| PROBLEM TO SOLVE |
Scan the data below. Pull out each line where "arrow" occurs.
——————————
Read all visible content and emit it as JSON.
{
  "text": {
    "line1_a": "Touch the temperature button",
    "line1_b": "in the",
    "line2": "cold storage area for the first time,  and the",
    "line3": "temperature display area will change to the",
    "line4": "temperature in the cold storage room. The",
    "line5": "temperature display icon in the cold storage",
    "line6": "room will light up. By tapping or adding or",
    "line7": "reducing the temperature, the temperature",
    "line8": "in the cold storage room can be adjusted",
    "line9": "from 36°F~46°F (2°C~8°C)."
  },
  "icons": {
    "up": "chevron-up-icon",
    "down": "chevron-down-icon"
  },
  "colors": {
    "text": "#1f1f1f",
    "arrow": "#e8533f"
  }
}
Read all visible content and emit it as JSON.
——————————
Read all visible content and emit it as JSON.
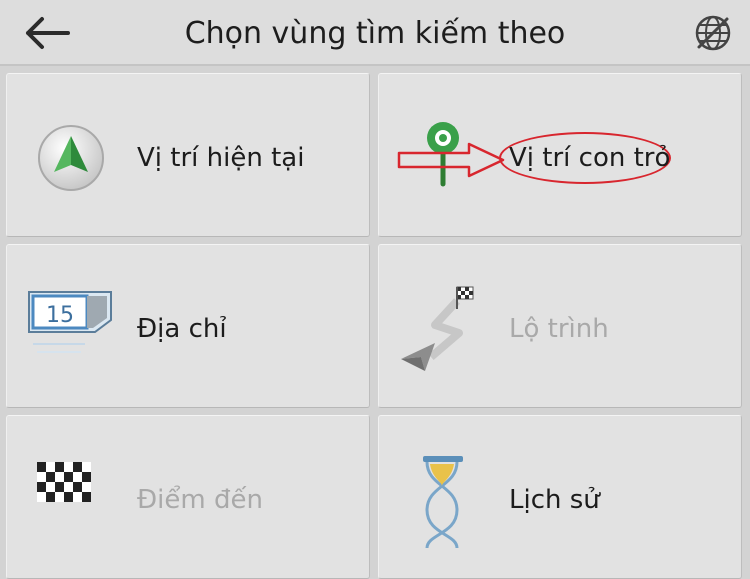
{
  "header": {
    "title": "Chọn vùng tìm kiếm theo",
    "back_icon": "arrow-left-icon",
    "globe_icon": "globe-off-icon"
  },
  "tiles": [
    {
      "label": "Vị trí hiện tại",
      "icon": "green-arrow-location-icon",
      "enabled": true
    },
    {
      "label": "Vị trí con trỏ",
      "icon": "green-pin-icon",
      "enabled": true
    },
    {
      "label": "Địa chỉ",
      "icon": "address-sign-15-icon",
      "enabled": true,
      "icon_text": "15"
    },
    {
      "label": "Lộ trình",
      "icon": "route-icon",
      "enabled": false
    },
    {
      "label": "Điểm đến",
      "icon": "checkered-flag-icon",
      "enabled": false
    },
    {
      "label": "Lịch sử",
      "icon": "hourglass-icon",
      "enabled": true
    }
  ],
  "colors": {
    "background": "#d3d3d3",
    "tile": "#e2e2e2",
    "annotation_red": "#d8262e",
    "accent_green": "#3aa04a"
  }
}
——————————
| ANSWER TO THE PROBLEM |
    "arrow": "#e8533f"
    "back_icon": "arrow-left-icon",
      "icon": "green-arrow-location-icon",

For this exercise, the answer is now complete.